WHAT YOU WILL DO:
Find the lines holding "harakatlanadigan" and copy them.

-- start of ENTRIES SHOWN --

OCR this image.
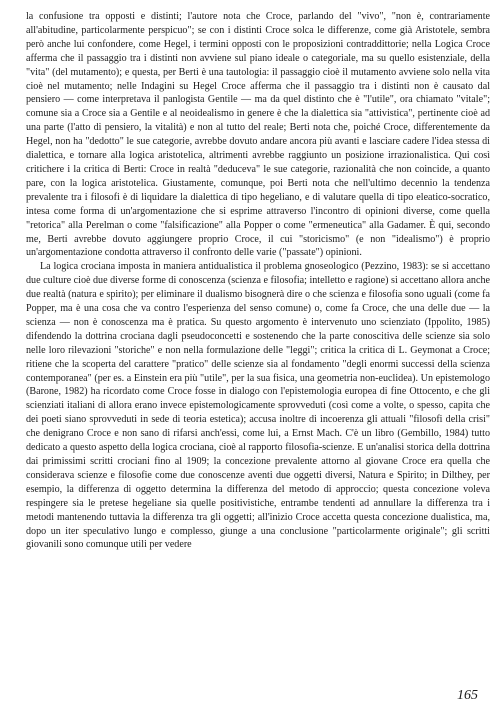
la confusione tra opposti e distinti; l'autore nota che Croce, parlando del "vivo", "non è, contrariamente all'abitudine, particolarmente perspicuo"; se con i distinti Croce solca le differenze, come già Aristotele, sembra però anche lui confondere, come Hegel, i termini opposti con le proposizioni contraddittorie; nella Logica Croce afferma che il passaggio tra i distinti non avviene sul piano ideale o categoriale, ma su quello esistenziale, della "vita" (del mutamento); e questa, per Berti è una tautologia: il passaggio cioè il mutamento avviene solo nella vita cioè nel mutamento; nelle Indagini su Hegel Croce afferma che il passaggio tra i distinti non è causato dal pensiero — come interpretava il panlogista Gentile — ma da quel distinto che è "l'utile", ora chiamato "vitale"; comune sia a Croce sia a Gentile e al neoidealismo in genere è che la dialettica sia "attivistica", pertinente cioè ad una parte (l'atto di pensiero, la vitalità) e non al tutto del reale; Berti nota che, poiché Croce, differentemente da Hegel, non ha "dedotto" le sue categorie, avrebbe dovuto andare ancora più avanti e lasciare cadere l'idea stessa di dialettica, e tornare alla logica aristotelica, altrimenti avrebbe raggiunto un posizione irrazionalistica. Qui così critichere i la critica di Berti: Croce in realtà "deduceva" le sue categorie, razionalità che non coincide, a quanto pare, con la logica aristotelica. Giustamente, comunque, poi Berti nota che nell'ultimo decennio la tendenza prevalente tra i filosofi è di liquidare la dialettica di tipo hegeliano, e di valutare quella di tipo eleatico-socratico, intesa come forma di un'argomentazione che si esprime attraverso l'incontro di opinioni diverse, come quella "retorica" alla Perelman o come "falsificazione" alla Popper o come "ermeneutica" alla Gadamer. È qui, secondo me, Berti avrebbe dovuto aggiungere proprio Croce, il cui "storicismo" (e non "idealismo") è proprio un'argomentazione condotta attraverso il confronto delle varie ("passate") opinioni.

La logica crociana imposta in maniera antidualistica il problema gnoseologico (Pezzino, 1983): se si accettano due culture cioè due diverse forme di conoscenza (scienza e filosofia; intelletto e ragione) si accettano allora anche due realtà (natura e spirito); per eliminare il dualismo bisognerà dire o che scienza e filosofia sono uguali (come fa Popper, ma è una cosa che va contro l'esperienza del senso comune) o, come fa Croce, che una delle due — la scienza — non è conoscenza ma è pratica. Su questo argomento è intervenuto uno scienziato (Ippolito, 1985) difendendo la dottrina crociana dagli pseudoconcetti e sostenendo che la parte conoscitiva delle scienze sia solo nelle loro rilevazioni "storiche" e non nella formulazione delle "leggi"; critica la critica di L. Geymonat a Croce; ritiene che la scoperta del carattere "pratico" delle scienze sia al fondamento "degli enormi successi della scienza contemporanea" (per es. a Einstein era più "utile", per la sua fisica, una geometria non-euclidea). Un epistemologo (Barone, 1982) ha ricordato come Croce fosse in dialogo con l'epistemologia europea di fine Ottocento, e che gli scienziati italiani di allora erano invece epistemologicamente sprovveduti (così come a volte, o spesso, capita che dei poeti siano sprovveduti in sede di teoria estetica); accusa inoltre di incoerenza gli attuali "filosofi della crisi" che denigrano Croce e non sano di rifarsi anch'essi, come lui, a Ernst Mach. C'è un libro (Gembillo, 1984) tutto dedicato a questo aspetto della logica crociana, cioè al rapporto filosofia-scienze. E un'analisi storica della dottrina dai primissimi scritti crociani fino al 1909; la concezione prevalente attorno al giovane Croce era quella che considerava scienze e filosofie come due conoscenze aventi due oggetti diversi, Natura e Spirito; in Dilthey, per esempio, la differenza di oggetto determina la differenza del metodo di approccio; questa concezione voleva respingere sia le pretese hegeliane sia quelle positivistiche, entrambe tendenti ad annullare la differenza tra i metodi mantenendo tuttavia la differenza tra gli oggetti; all'inizio Croce accetta questa concezione dualistica, ma, dopo un iter speculativo lungo e complesso, giunge a una conclusione "particolarmente originale"; gli scritti giovanili sono comunque utili per vedere

165
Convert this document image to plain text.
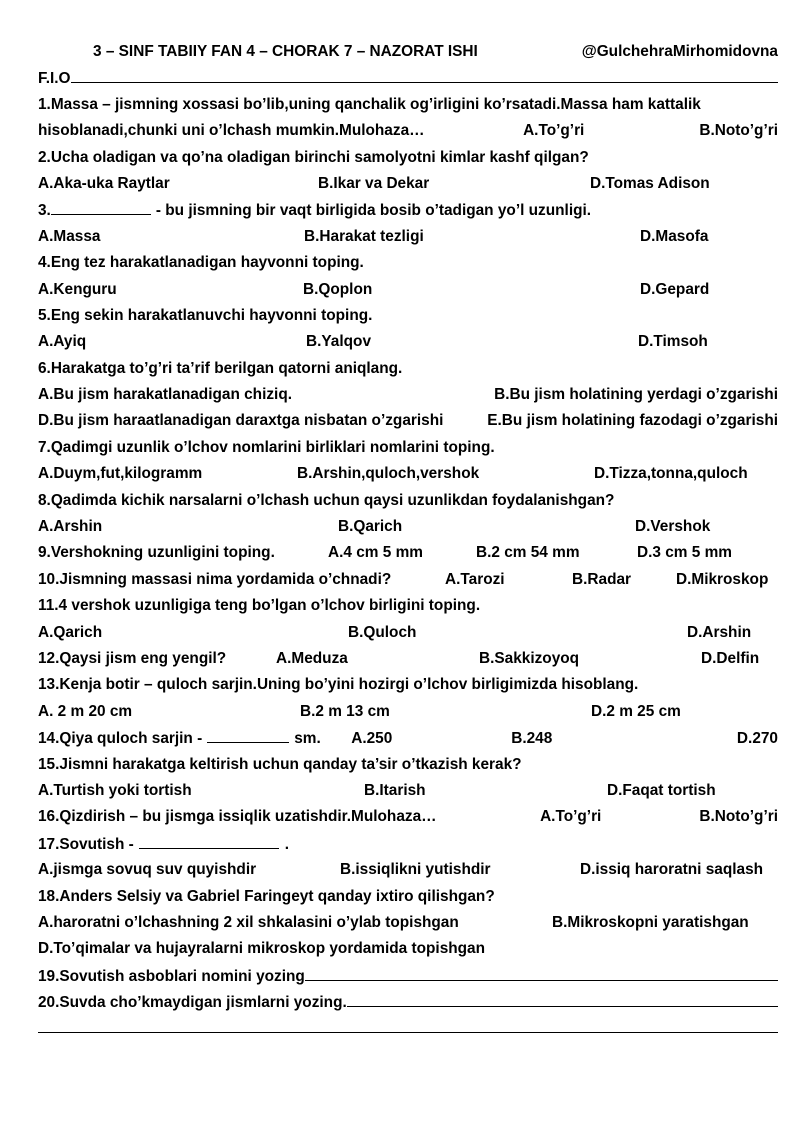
3 – SINF TABIIY FAN 4 – CHORAK 7 – NAZORAT ISHI	@GulchehraMirhomidovna
F.I.O
1.Massa – jismning xossasi bo’lib,uning qanchalik og’irligini ko’rsatadi.Massa ham kattalik
hisoblanadi,chunki uni o’lchash mumkin.Mulohaza…	A.To’g’ri	B.Noto’g’ri
2.Ucha oladigan va qo’na oladigan birinchi samolyotni kimlar kashf qilgan?
A.Aka-uka Raytlar	B.Ikar va Dekar	D.Tomas Adison
3.	- bu jismning bir vaqt birligida bosib o’tadigan yo’l uzunligi.
A.Massa	B.Harakat tezligi	D.Masofa
4.Eng tez harakatlanadigan hayvonni toping.
A.Kenguru	B.Qoplon	D.Gepard
5.Eng sekin harakatlanuvchi hayvonni toping.
A.Ayiq	B.Yalqov	D.Timsoh
6.Harakatga to’g’ri ta’rif berilgan qatorni aniqlang.
A.Bu jism harakatlanadigan chiziq.	B.Bu jism holatining yerdagi o’zgarishi
D.Bu jism haraatlanadigan daraxtga nisbatan o’zgarishi	E.Bu jism holatining fazodagi o’zgarishi
7.Qadimgi uzunlik o’lchov nomlarini birliklari nomlarini toping.
A.Duym,fut,kilogramm	B.Arshin,quloch,vershok	D.Tizza,tonna,quloch
8.Qadimda kichik narsalarni o’lchash uchun qaysi uzunlikdan foydalanishgan?
A.Arshin	B.Qarich	D.Vershok
9.Vershokning uzunligini toping.	A.4 cm 5 mm	B.2 cm 54 mm	D.3 cm 5 mm
10.Jismning massasi nima yordamida o’chnadi?	A.Tarozi	B.Radar	D.Mikroskop
11.4 vershok uzunligiga teng bo’lgan o’lchov birligini toping.
A.Qarich	B.Quloch	D.Arshin
12.Qaysi jism eng yengil?	A.Meduza	B.Sakkizoyoq	D.Delfin
13.Kenja botir – quloch sarjin.Uning bo’yini hozirgi o’lchov birligimizda hisoblang.
A. 2 m 20 cm	B.2 m 13 cm	D.2 m 25 cm
14.Qiya quloch sarjin -	sm.	A.250	B.248	D.270
15.Jismni harakatga keltirish uchun qanday ta’sir o’tkazish kerak?
A.Turtish yoki tortish	B.Itarish	D.Faqat tortish
16.Qizdirish – bu jismga issiqlik uzatishdir.Mulohaza…	A.To’g’ri	B.Noto’g’ri
17.Sovutish -	.
A.jismga sovuq suv quyishdir	B.issiqlikni yutishdir	D.issiq haroratni saqlash
18.Anders Selsiy va Gabriel Faringeyt qanday ixtiro qilishgan?
A.haroratni o’lchashning 2 xil shkalasini o’ylab topishgan	B.Mikroskopni yaratishgan
D.To’qimalar va hujayralarni mikroskop yordamida topishgan
19.Sovutish asboblari nomini yozing
20.Suvda cho’kmaydigan jismlarni yozing.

-- end of ENTRIES SHOWN --

ANSWER TO THE PROBLEM:
4.Eng tez harakatlanadigan hayvonni toping.
A.Bu jism harakatlanadigan chiziq.	B.Bu jism holatining yerdagi o’zgarishi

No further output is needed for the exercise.